Filter the entries and keep only the lines where the string "this" appears.

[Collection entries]
+ + +

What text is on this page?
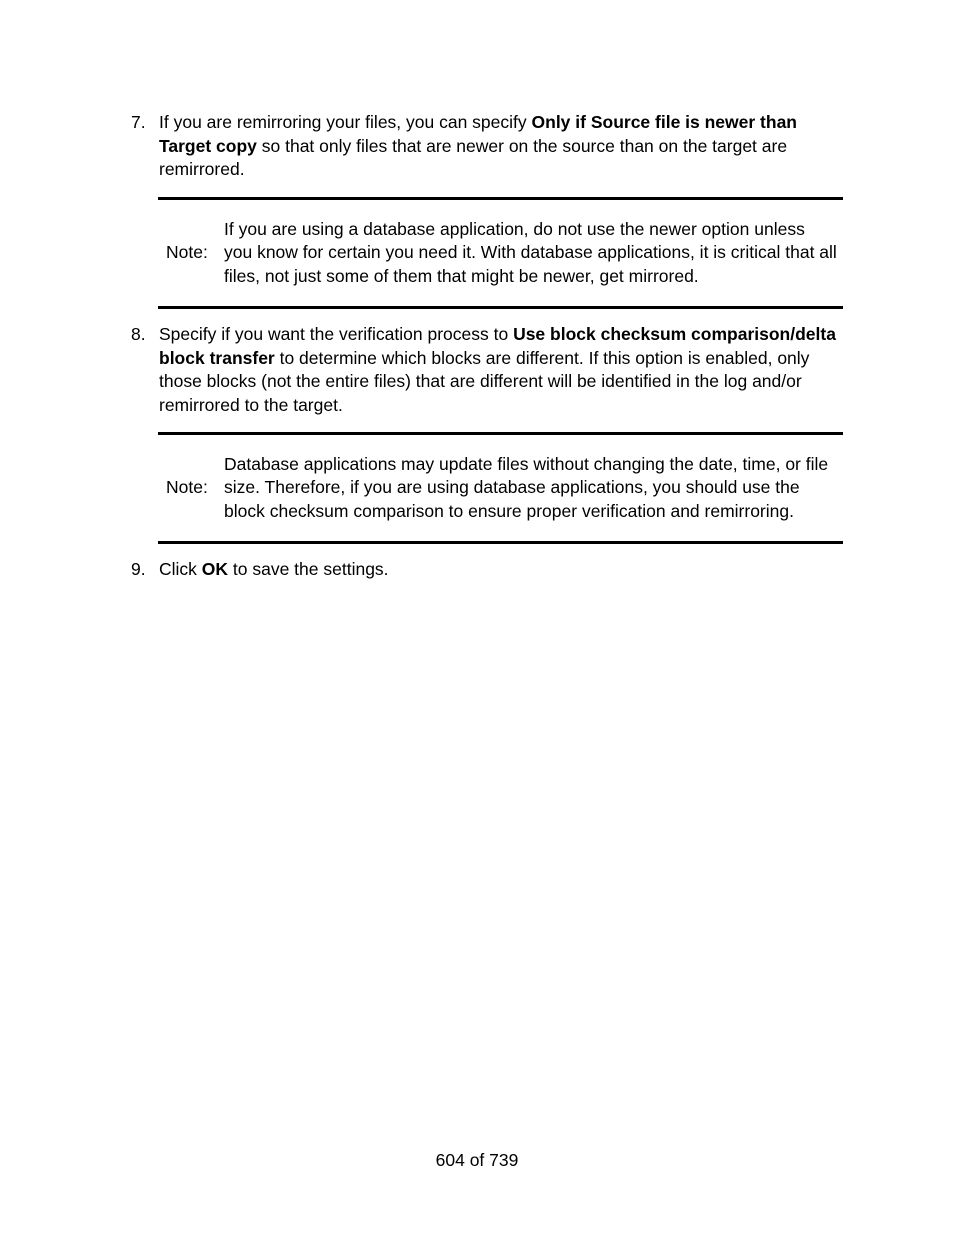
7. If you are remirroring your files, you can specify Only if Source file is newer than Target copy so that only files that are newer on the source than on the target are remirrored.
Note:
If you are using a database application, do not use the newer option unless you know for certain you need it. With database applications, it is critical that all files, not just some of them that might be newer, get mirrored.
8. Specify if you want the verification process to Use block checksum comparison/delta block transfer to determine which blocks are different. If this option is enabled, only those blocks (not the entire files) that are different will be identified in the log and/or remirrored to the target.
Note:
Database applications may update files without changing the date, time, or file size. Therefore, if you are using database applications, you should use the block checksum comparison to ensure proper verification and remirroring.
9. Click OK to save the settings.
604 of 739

+ + +

> [Full solution]:
What text is on this page?
8. Specify if you want the verification process to Use block checksum comparison/delta block transfer to determine which blocks are different. If this option is enabled, only those blocks (not the entire files) that are different will be identified in the log and/or remirrored to the target.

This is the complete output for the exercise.